• Provided records
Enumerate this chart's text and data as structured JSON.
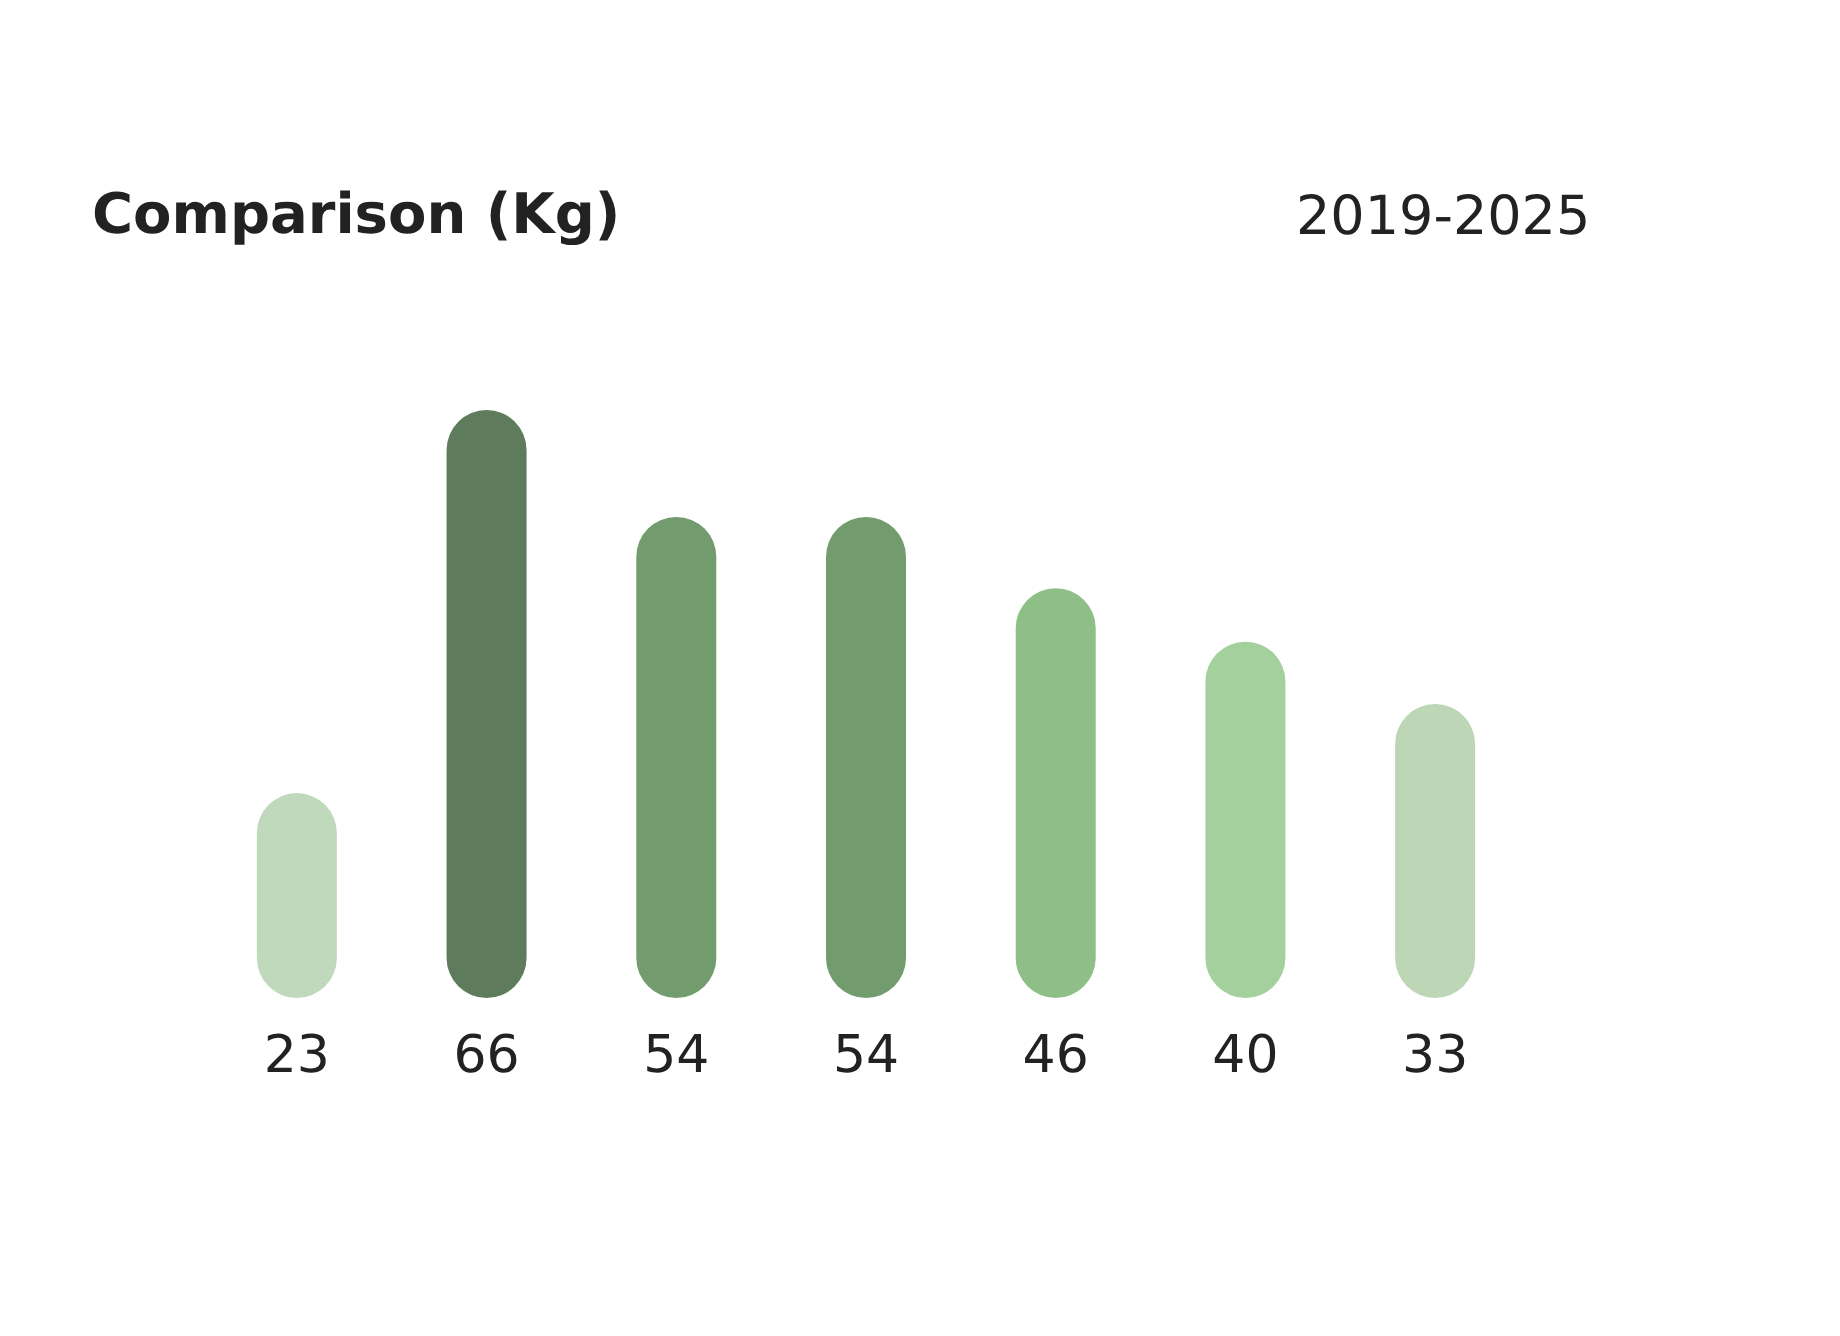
{
  "chart_data": {
    "type": "bar",
    "title": "Comparison (Kg)",
    "subtitle": "2019-2025",
    "categories": [
      null,
      null,
      null,
      null,
      null,
      null,
      null
    ],
    "values": [
      23,
      66,
      54,
      54,
      46,
      40,
      33
    ],
    "colors": [
      "#c0d9bc",
      "#5e7c5c",
      "#739c6e",
      "#739c6e",
      "#8dbf87",
      "#a3d09c",
      "#bcd6b6"
    ],
    "data_labels": true
  }
}
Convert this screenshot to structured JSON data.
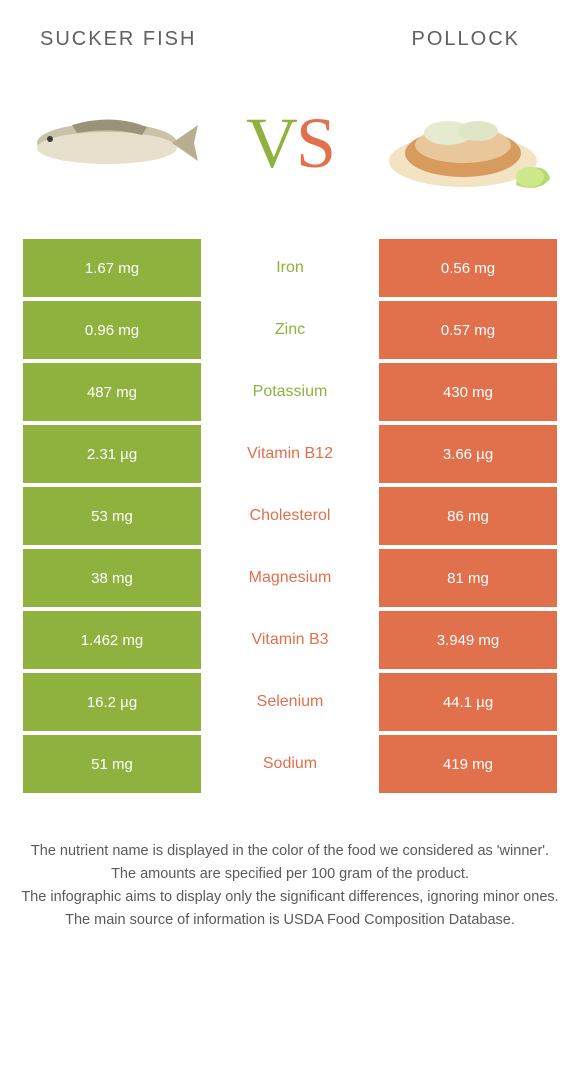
{
  "colors": {
    "left": "#8fb23f",
    "right": "#e1704d",
    "mid_bg": "#ffffff"
  },
  "header": {
    "left_title": "Sucker fish",
    "right_title": "Pollock"
  },
  "hero": {
    "vs_text": "VS",
    "vs_left_color": "#8fb23f",
    "vs_right_color": "#e1704d"
  },
  "rows": [
    {
      "left": "1.67 mg",
      "mid": "Iron",
      "right": "0.56 mg",
      "winner": "left"
    },
    {
      "left": "0.96 mg",
      "mid": "Zinc",
      "right": "0.57 mg",
      "winner": "left"
    },
    {
      "left": "487 mg",
      "mid": "Potassium",
      "right": "430 mg",
      "winner": "left"
    },
    {
      "left": "2.31 µg",
      "mid": "Vitamin B12",
      "right": "3.66 µg",
      "winner": "right"
    },
    {
      "left": "53 mg",
      "mid": "Cholesterol",
      "right": "86 mg",
      "winner": "right"
    },
    {
      "left": "38 mg",
      "mid": "Magnesium",
      "right": "81 mg",
      "winner": "right"
    },
    {
      "left": "1.462 mg",
      "mid": "Vitamin B3",
      "right": "3.949 mg",
      "winner": "right"
    },
    {
      "left": "16.2 µg",
      "mid": "Selenium",
      "right": "44.1 µg",
      "winner": "right"
    },
    {
      "left": "51 mg",
      "mid": "Sodium",
      "right": "419 mg",
      "winner": "right"
    }
  ],
  "footer": {
    "line1": "The nutrient name is displayed in the color of the food we considered as 'winner'.",
    "line2": "The amounts are specified per 100 gram of the product.",
    "line3": "The infographic aims to display only the significant differences, ignoring minor ones.",
    "line4": "The main source of information is USDA Food Composition Database."
  }
}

• Directions
Only the count is wanted: report how many lines of the material above hold the word "this".

• The result
2